▸ WHAT YOU NEED TO DO
Make an exact copy of all the entries, but do not reproduce the pictures.

[Collected data entries]
# # # # # # #

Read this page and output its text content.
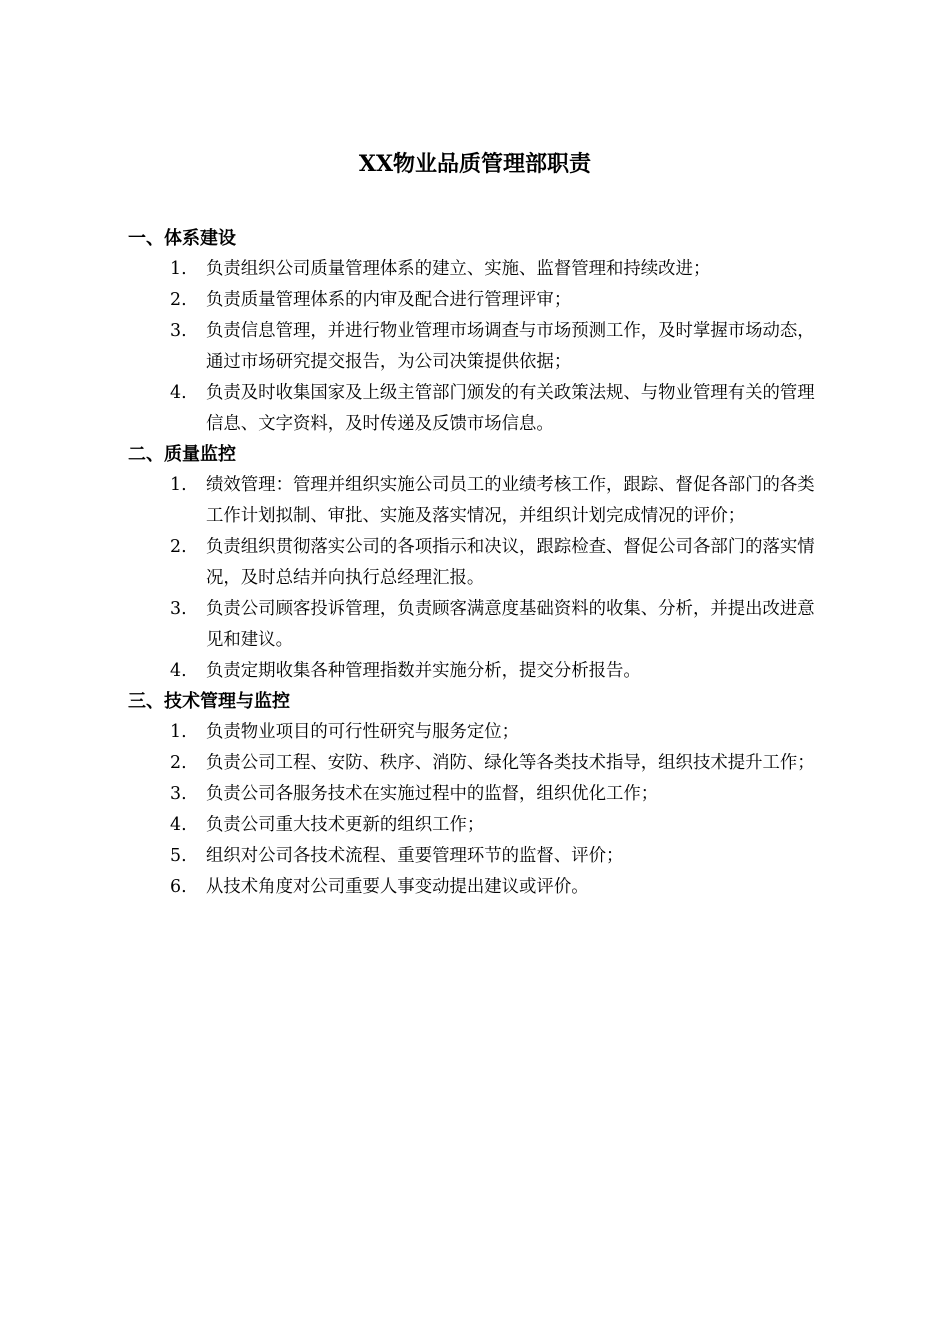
XX物业品质管理部职责
一、体系建设
1.	负责组织公司质量管理体系的建立、实施、监督管理和持续改进；
2.	负责质量管理体系的内审及配合进行管理评审；
3.	负责信息管理，并进行物业管理市场调查与市场预测工作，及时掌握市场动态，通过市场研究提交报告，为公司决策提供依据；
4.	负责及时收集国家及上级主管部门颁发的有关政策法规、与物业管理有关的管理信息、文字资料，及时传递及反馈市场信息。
二、质量监控
1.	绩效管理：管理并组织实施公司员工的业绩考核工作，跟踪、督促各部门的各类工作计划拟制、审批、实施及落实情况，并组织计划完成情况的评价；
2.	负责组织贯彻落实公司的各项指示和决议，跟踪检查、督促公司各部门的落实情况，及时总结并向执行总经理汇报。
3.	负责公司顾客投诉管理，负责顾客满意度基础资料的收集、分析，并提出改进意见和建议。
4.	负责定期收集各种管理指数并实施分析，提交分析报告。
三、技术管理与监控
1.	负责物业项目的可行性研究与服务定位；
2.	负责公司工程、安防、秩序、消防、绿化等各类技术指导，组织技术提升工作；
3.	负责公司各服务技术在实施过程中的监督，组织优化工作；
4.	负责公司重大技术更新的组织工作；
5.	组织对公司各技术流程、重要管理环节的监督、评价；
6.	从技术角度对公司重要人事变动提出建议或评价。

# # # # # # #

▸ RESULT FOR THIS EXERCISE
Read this page and output its text content.
XX物业品质管理部职责
一、体系建设
1.	负责组织公司质量管理体系的建立、实施、监督管理和持续改进；
2.	负责质量管理体系的内审及配合进行管理评审；
3.	负责信息管理，并进行物业管理市场调查与市场预测工作，及时掌握市场动态，通过市场研究提交报告，为公司决策提供依据；
4.	负责及时收集国家及上级主管部门颁发的有关政策法规、与物业管理有关的管理信息、文字资料，及时传递及反馈市场信息。
二、质量监控
1.	绩效管理：管理并组织实施公司员工的业绩考核工作，跟踪、督促各部门的各类工作计划拟制、审批、实施及落实情况，并组织计划完成情况的评价；
2.	负责组织贯彻落实公司的各项指示和决议，跟踪检查、督促公司各部门的落实情况，及时总结并向执行总经理汇报。
3.	负责公司顾客投诉管理，负责顾客满意度基础资料的收集、分析，并提出改进意见和建议。
4.	负责定期收集各种管理指数并实施分析，提交分析报告。
三、技术管理与监控
1.	负责物业项目的可行性研究与服务定位；
2.	负责公司工程、安防、秩序、消防、绿化等各类技术指导，组织技术提升工作；
3.	负责公司各服务技术在实施过程中的监督，组织优化工作；
4.	负责公司重大技术更新的组织工作；
5.	组织对公司各技术流程、重要管理环节的监督、评价；
6.	从技术角度对公司重要人事变动提出建议或评价。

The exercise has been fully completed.